Written exercise: Only lines holding the string "Time" are wanted; copy each one from the material.
..............................
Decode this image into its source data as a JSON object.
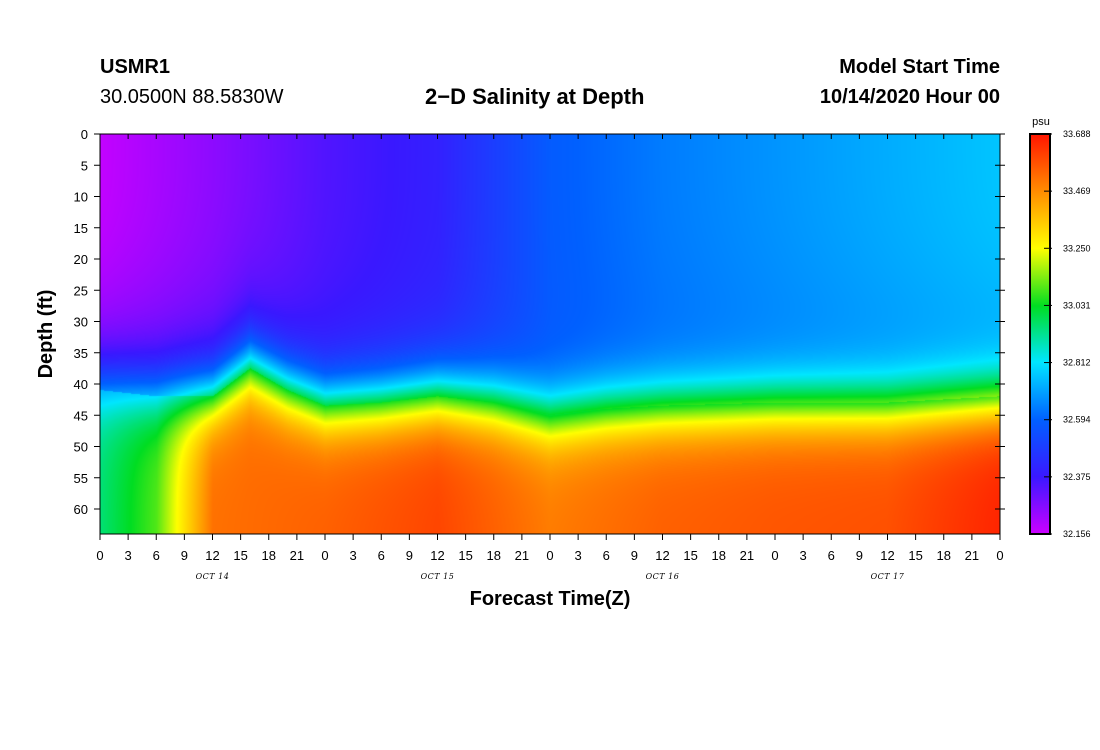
{
  "header": {
    "station": "USMR1",
    "coords": "30.0500N 88.5830W",
    "title": "2−D Salinity at Depth",
    "model_start_label": "Model Start Time",
    "model_start_value": "10/14/2020 Hour 00"
  },
  "chart_data": {
    "type": "heatmap",
    "title": "2−D Salinity at Depth",
    "xlabel": "Forecast Time(Z)",
    "ylabel": "Depth (ft)",
    "x_range_hours": [
      0,
      96
    ],
    "x_tick_step_hours": 3,
    "x_tick_labels": [
      "0",
      "3",
      "6",
      "9",
      "12",
      "15",
      "18",
      "21",
      "0",
      "3",
      "6",
      "9",
      "12",
      "15",
      "18",
      "21",
      "0",
      "3",
      "6",
      "9",
      "12",
      "15",
      "18",
      "21",
      "0",
      "3",
      "6",
      "9",
      "12",
      "15",
      "18",
      "21",
      "0"
    ],
    "day_labels": [
      {
        "label": "OCT 14",
        "hour": 12
      },
      {
        "label": "OCT 15",
        "hour": 36
      },
      {
        "label": "OCT 16",
        "hour": 60
      },
      {
        "label": "OCT 17",
        "hour": 84
      }
    ],
    "y_range_ft": [
      0,
      64
    ],
    "y_ticks": [
      0,
      5,
      10,
      15,
      20,
      25,
      30,
      35,
      40,
      45,
      50,
      55,
      60
    ],
    "colorbar": {
      "unit": "psu",
      "min": 32.156,
      "max": 33.688,
      "ticks": [
        "32.156",
        "32.375",
        "32.594",
        "32.812",
        "33.031",
        "33.250",
        "33.469",
        "33.688"
      ]
    },
    "halocline": {
      "description": "depth (ft) of fresh/salty interface over forecast hours",
      "hours": [
        0,
        6,
        12,
        16,
        20,
        24,
        30,
        36,
        42,
        48,
        54,
        60,
        72,
        84,
        96
      ],
      "depth_ft": [
        41,
        42,
        42,
        37.5,
        41,
        43.5,
        43,
        42,
        43,
        45,
        44,
        43.5,
        43,
        43,
        42
      ]
    },
    "surface_salinity_psu": {
      "hours": [
        0,
        12,
        24,
        36,
        48,
        60,
        72,
        84,
        96
      ],
      "values": [
        32.17,
        32.25,
        32.34,
        32.4,
        32.58,
        32.64,
        32.68,
        32.72,
        32.76
      ]
    },
    "bottom_salinity_psu": {
      "hours": [
        0,
        6,
        12,
        24,
        36,
        48,
        60,
        72,
        84,
        96
      ],
      "values": [
        32.95,
        33.1,
        33.52,
        33.55,
        33.6,
        33.5,
        33.55,
        33.57,
        33.58,
        33.66
      ]
    }
  }
}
..............................
Correct output:
    "model_start_label": "Model Start Time",
    "xlabel": "Forecast Time(Z)",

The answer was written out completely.